▸ SET TASK
Pull each line holding "swojego" out of the entries below.

Start of RECORDS FOR THE TASK

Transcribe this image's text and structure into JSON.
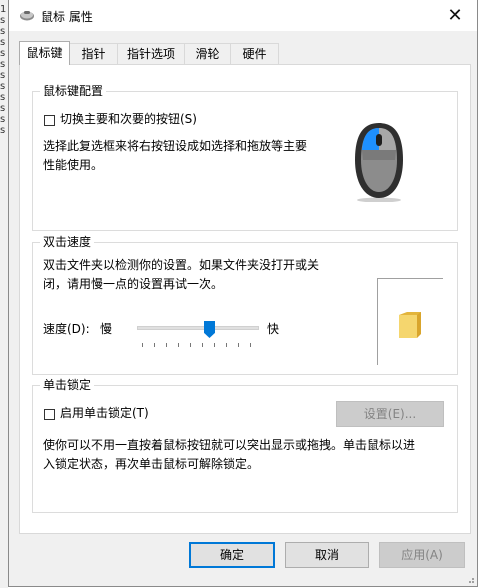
{
  "window": {
    "title": "鼠标 属性",
    "close_glyph": "✕"
  },
  "tabs": [
    {
      "label": "鼠标键",
      "active": true
    },
    {
      "label": "指针",
      "active": false
    },
    {
      "label": "指针选项",
      "active": false
    },
    {
      "label": "滑轮",
      "active": false
    },
    {
      "label": "硬件",
      "active": false
    }
  ],
  "button_config": {
    "title": "鼠标键配置",
    "switch_checkbox": {
      "label": "切换主要和次要的按钮(S)",
      "checked": false
    },
    "description_line1": "选择此复选框来将右按钮设成如选择和拖放等主要",
    "description_line2": "性能使用。"
  },
  "double_click": {
    "title": "双击速度",
    "description_line1": "双击文件夹以检测你的设置。如果文件夹没打开或关",
    "description_line2": "闭，请用慢一点的设置再试一次。",
    "speed_label": "速度(D):",
    "slow_label": "慢",
    "fast_label": "快",
    "speed_fraction": 0.6
  },
  "click_lock": {
    "title": "单击锁定",
    "checkbox": {
      "label": "启用单击锁定(T)",
      "checked": false
    },
    "settings_button": "设置(E)...",
    "description_line1": "使你可以不用一直按着鼠标按钮就可以突出显示或拖拽。单击鼠标以进",
    "description_line2": "入锁定状态，再次单击鼠标可解除锁定。"
  },
  "footer": {
    "ok": "确定",
    "cancel": "取消",
    "apply": "应用(A)"
  },
  "colors": {
    "accent": "#0078d7",
    "mouse_body": "#404040",
    "mouse_button": "#1e90ff",
    "folder": "#f5d66e"
  },
  "background_lines": [
    "1",
    "s",
    "s",
    "s",
    "s",
    "s",
    "s",
    "s",
    "s",
    "s",
    "s",
    "s"
  ]
}
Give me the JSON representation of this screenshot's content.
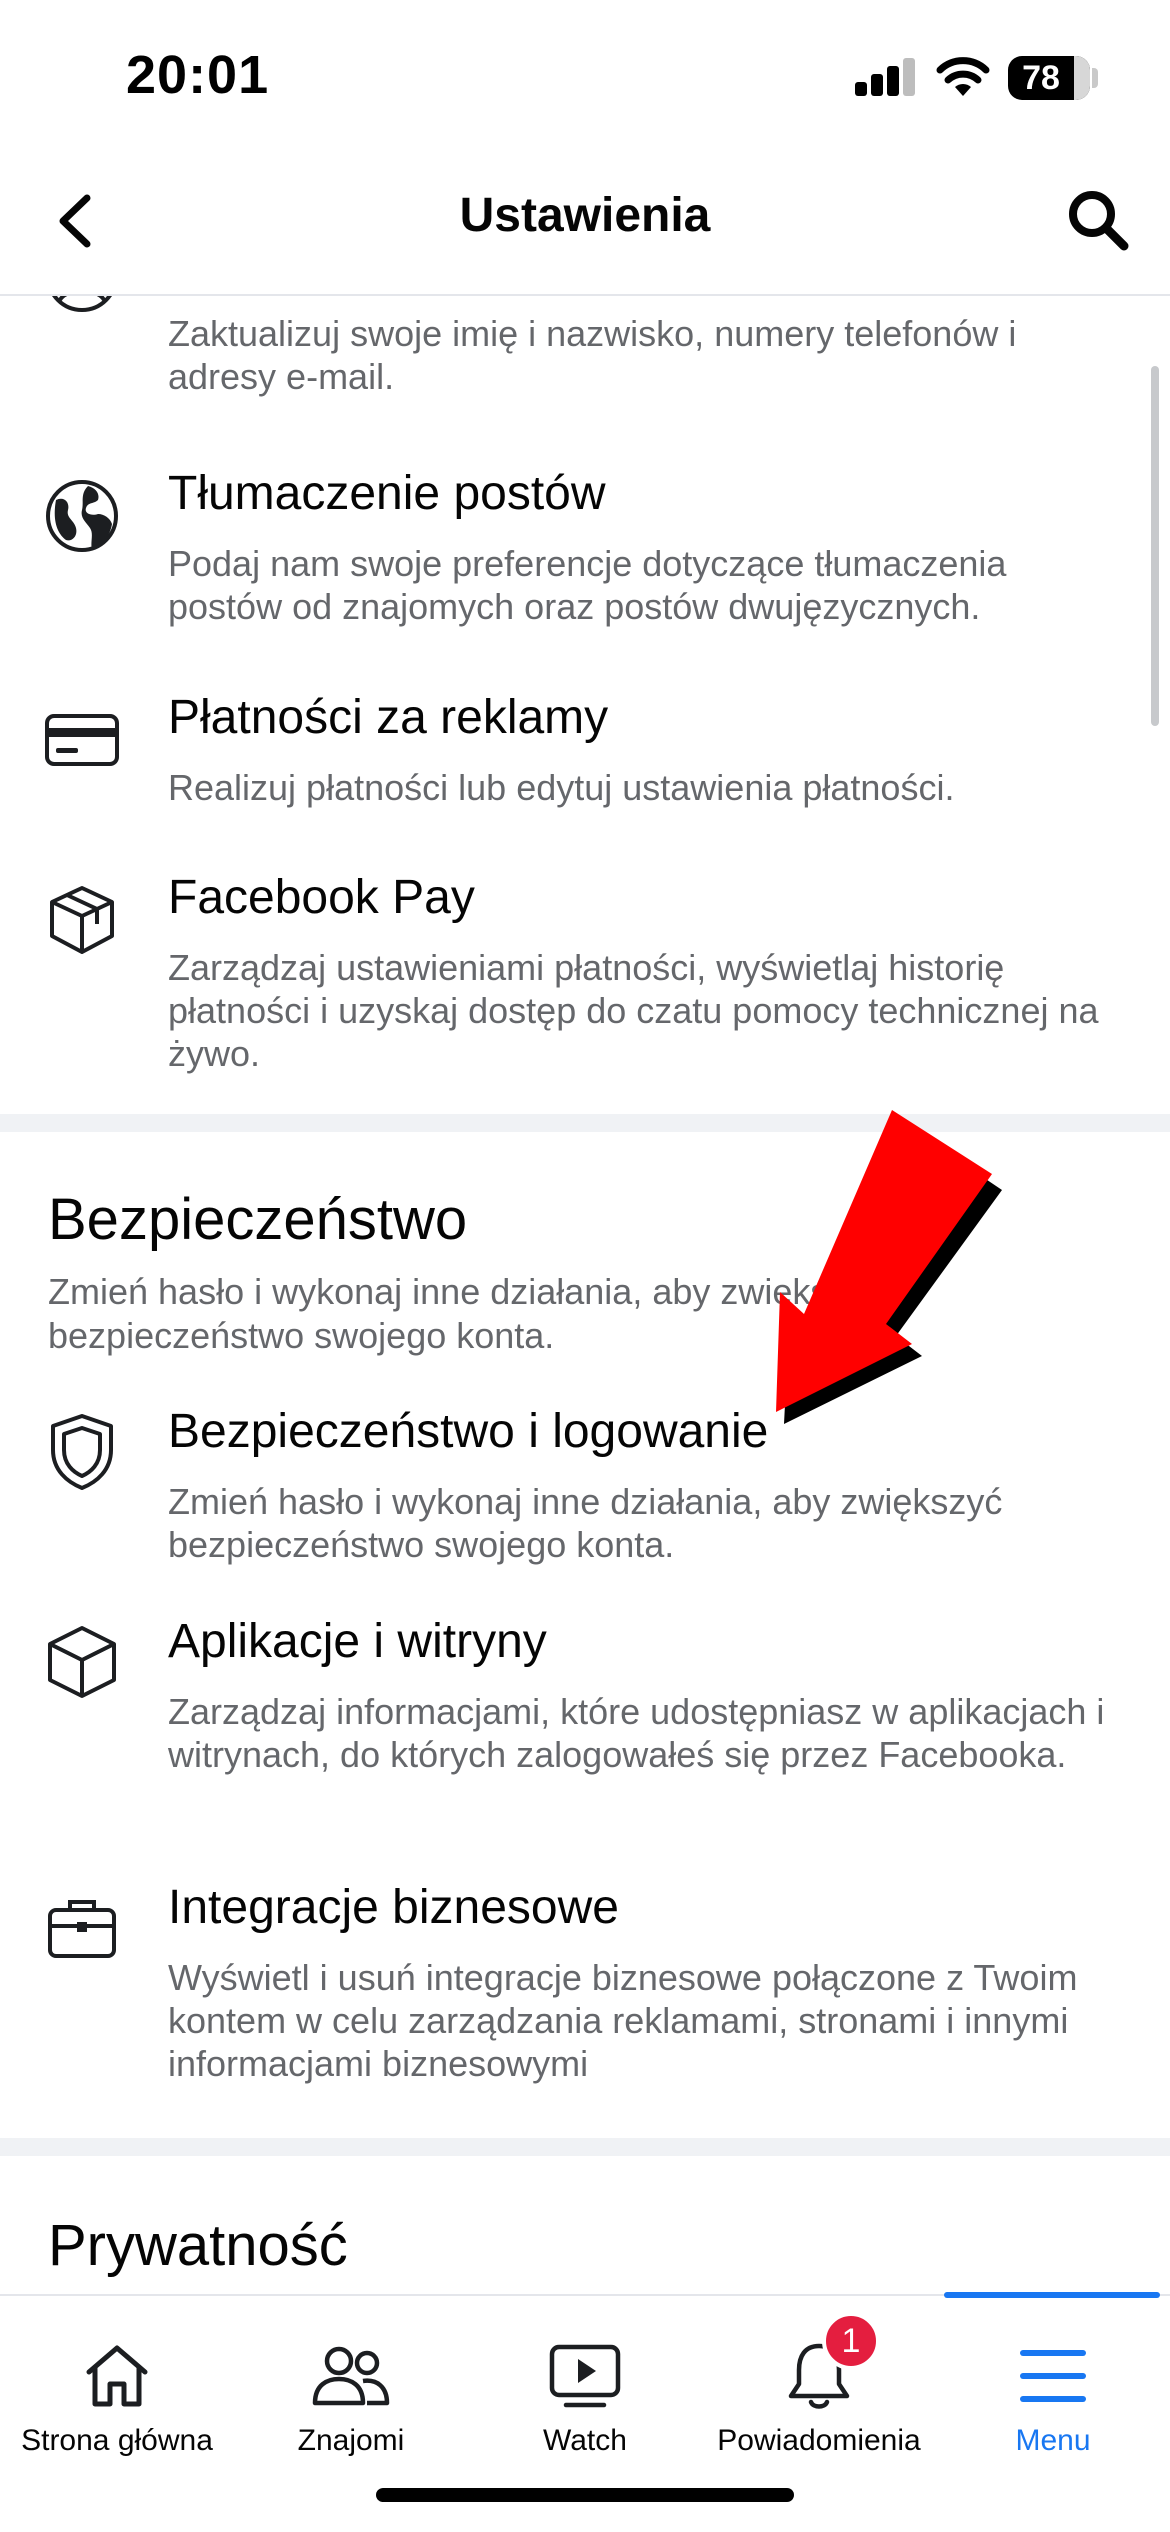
{
  "status_bar": {
    "time": "20:01",
    "battery": "78"
  },
  "header": {
    "title": "Ustawienia",
    "back_icon": "chevron-left-icon",
    "search_icon": "search-icon"
  },
  "account_items": [
    {
      "icon": "person-circle-icon",
      "title": "",
      "desc": "Zaktualizuj swoje imię i nazwisko, numery telefonów i adresy e-mail."
    },
    {
      "icon": "globe-icon",
      "title": "Tłumaczenie postów",
      "desc": "Podaj nam swoje preferencje dotyczące tłumaczenia postów od znajomych oraz postów dwujęzycznych."
    },
    {
      "icon": "credit-card-icon",
      "title": "Płatności za reklamy",
      "desc": "Realizuj płatności lub edytuj ustawienia płatności."
    },
    {
      "icon": "box-icon",
      "title": "Facebook Pay",
      "desc": "Zarządzaj ustawieniami płatności, wyświetlaj historię płatności i uzyskaj dostęp do czatu pomocy technicznej na żywo."
    }
  ],
  "security_section": {
    "title": "Bezpieczeństwo",
    "desc": "Zmień hasło i wykonaj inne działania, aby zwiększyć bezpieczeństwo swojego konta.",
    "items": [
      {
        "icon": "shield-icon",
        "title": "Bezpieczeństwo i logowanie",
        "desc": "Zmień hasło i wykonaj inne działania, aby zwiększyć bezpieczeństwo swojego konta."
      },
      {
        "icon": "cube-icon",
        "title": "Aplikacje i witryny",
        "desc": "Zarządzaj informacjami, które udostępniasz w aplikacjach i witrynach, do których zalogowałeś się przez Facebooka."
      },
      {
        "icon": "briefcase-icon",
        "title": "Integracje biznesowe",
        "desc": "Wyświetl i usuń integracje biznesowe połączone z Twoim kontem w celu zarządzania reklamami, stronami i innymi informacjami biznesowymi"
      }
    ]
  },
  "privacy_section": {
    "title": "Prywatność"
  },
  "tab_bar": {
    "tabs": [
      {
        "label": "Strona główna",
        "icon": "home-icon"
      },
      {
        "label": "Znajomi",
        "icon": "friends-icon"
      },
      {
        "label": "Watch",
        "icon": "watch-icon"
      },
      {
        "label": "Powiadomienia",
        "icon": "bell-icon",
        "badge": "1"
      },
      {
        "label": "Menu",
        "icon": "menu-icon",
        "active": true
      }
    ]
  },
  "colors": {
    "accent": "#1877f2",
    "badge": "#e41e3f",
    "annotation_arrow": "#ff0000"
  }
}
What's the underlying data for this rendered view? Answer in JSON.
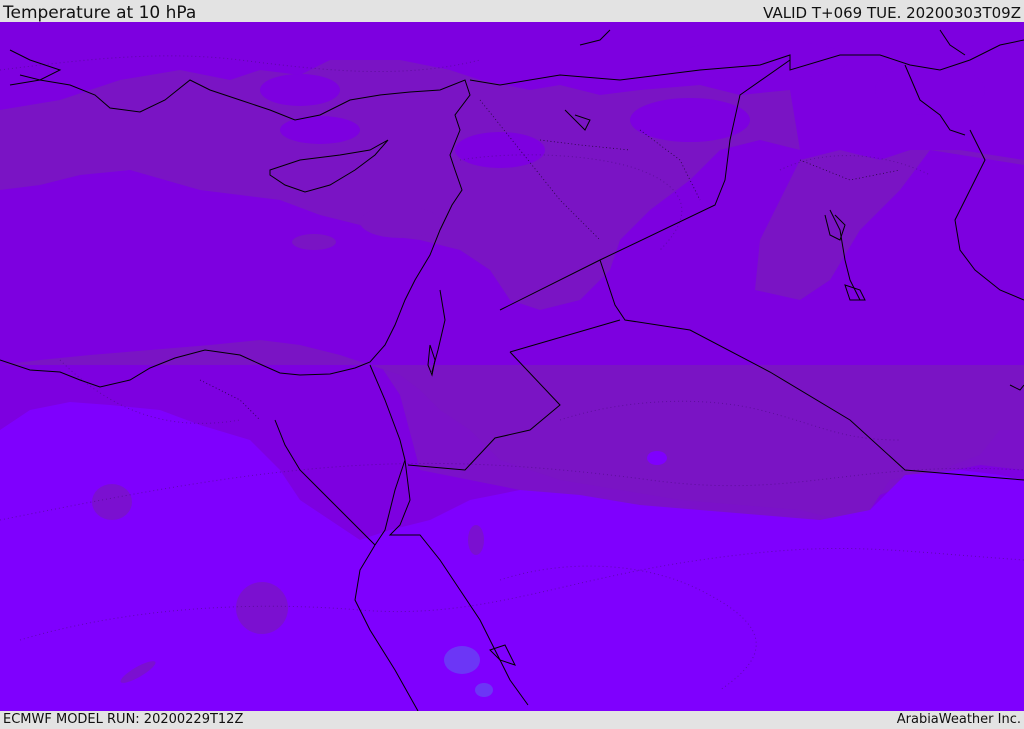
{
  "header": {
    "title": "Temperature at 10 hPa",
    "valid": "VALID T+069 TUE. 20200303T09Z"
  },
  "footer": {
    "model_run": "ECMWF MODEL RUN: 20200229T12Z",
    "credit": "ArabiaWeather Inc."
  },
  "colors": {
    "shade_dark": "#7a14c4",
    "shade_mid": "#7d00e0",
    "shade_light": "#7f00fe",
    "shade_blue": "#6a3cf5",
    "coastline": "#000000",
    "bar_background": "#e3e3e3"
  }
}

End of RECORDS FOR THE TASK

▸ WORKED SOLUTION
    "desc": "Zmień hasło i wykonaj inne działania, aby zwiększyć bezpieczeństwo swojego konta.",
        "desc": "Zmień hasło i wykonaj inne działania, aby zwiększyć bezpieczeństwo swojego konta."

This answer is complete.